[Stored data]
------------------------------
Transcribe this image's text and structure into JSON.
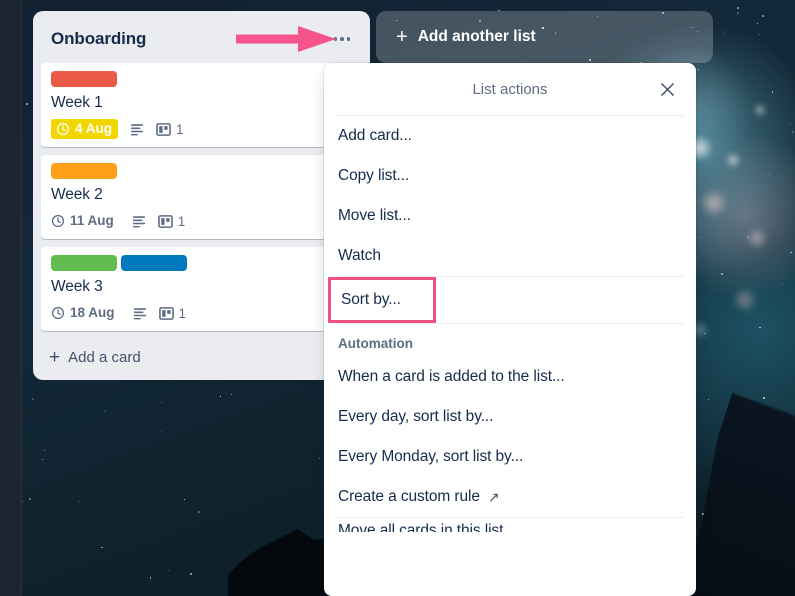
{
  "board": {
    "list": {
      "title": "Onboarding",
      "menu_button_icon": "ellipsis-icon",
      "add_card_label": "Add a card",
      "cards": [
        {
          "title": "Week 1",
          "labels": [
            "#eb5a46"
          ],
          "due_date": "4 Aug",
          "due_state": "due-soon",
          "due_color": "#f2d600",
          "due_text_color": "#ffffff",
          "has_description": true,
          "attachment_icon": "board-icon",
          "attachment_count": "1"
        },
        {
          "title": "Week 2",
          "labels": [
            "#ff9f1a"
          ],
          "due_date": "11 Aug",
          "due_state": "normal",
          "due_color": "transparent",
          "due_text_color": "#5e6c84",
          "has_description": true,
          "attachment_icon": "board-icon",
          "attachment_count": "1"
        },
        {
          "title": "Week 3",
          "labels": [
            "#61bd4f",
            "#0079bf"
          ],
          "due_date": "18 Aug",
          "due_state": "normal",
          "due_color": "transparent",
          "due_text_color": "#5e6c84",
          "has_description": true,
          "attachment_icon": "board-icon",
          "attachment_count": "1"
        }
      ]
    },
    "add_another_list_label": "Add another list"
  },
  "popup": {
    "title": "List actions",
    "close_icon": "close-icon",
    "items_primary": [
      "Add card...",
      "Copy list...",
      "Move list...",
      "Watch"
    ],
    "sort_by_label": "Sort by...",
    "automation_heading": "Automation",
    "automation_items": [
      "When a card is added to the list...",
      "Every day, sort list by...",
      "Every Monday, sort list by...",
      "Create a custom rule"
    ],
    "custom_rule_external_icon": "↗",
    "clipped_item": "Move all cards in this list..."
  },
  "annotations": {
    "arrow_color": "#f5548c",
    "highlight_color": "#f0507e",
    "arrow_target": "list-menu-button",
    "highlight_target": "sort-by-menu-item"
  }
}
------------------------------
All of the records above must be copied exactly, except for the pictures.

> _In response_:
Transcribe this image's text and structure into JSON.
{
  "board": {
    "list": {
      "title": "Onboarding",
      "menu_button_icon": "ellipsis-icon",
      "add_card_label": "Add a card",
      "cards": [
        {
          "title": "Week 1",
          "labels": [
            "#eb5a46"
          ],
          "due_date": "4 Aug",
          "due_state": "due-soon",
          "due_color": "#f2d600",
          "due_text_color": "#ffffff",
          "has_description": true,
          "attachment_icon": "board-icon",
          "attachment_count": "1"
        },
        {
          "title": "Week 2",
          "labels": [
            "#ff9f1a"
          ],
          "due_date": "11 Aug",
          "due_state": "normal",
          "due_color": "transparent",
          "due_text_color": "#5e6c84",
          "has_description": true,
          "attachment_icon": "board-icon",
          "attachment_count": "1"
        },
        {
          "title": "Week 3",
          "labels": [
            "#61bd4f",
            "#0079bf"
          ],
          "due_date": "18 Aug",
          "due_state": "normal",
          "due_color": "transparent",
          "due_text_color": "#5e6c84",
          "has_description": true,
          "attachment_icon": "board-icon",
          "attachment_count": "1"
        }
      ]
    },
    "add_another_list_label": "Add another list"
  },
  "popup": {
    "title": "List actions",
    "close_icon": "close-icon",
    "items_primary": [
      "Add card...",
      "Copy list...",
      "Move list...",
      "Watch"
    ],
    "sort_by_label": "Sort by...",
    "automation_heading": "Automation",
    "automation_items": [
      "When a card is added to the list...",
      "Every day, sort list by...",
      "Every Monday, sort list by...",
      "Create a custom rule"
    ],
    "custom_rule_external_icon": "↗",
    "clipped_item": "Move all cards in this list..."
  },
  "annotations": {
    "arrow_color": "#f5548c",
    "highlight_color": "#f0507e",
    "arrow_target": "list-menu-button",
    "highlight_target": "sort-by-menu-item"
  }
}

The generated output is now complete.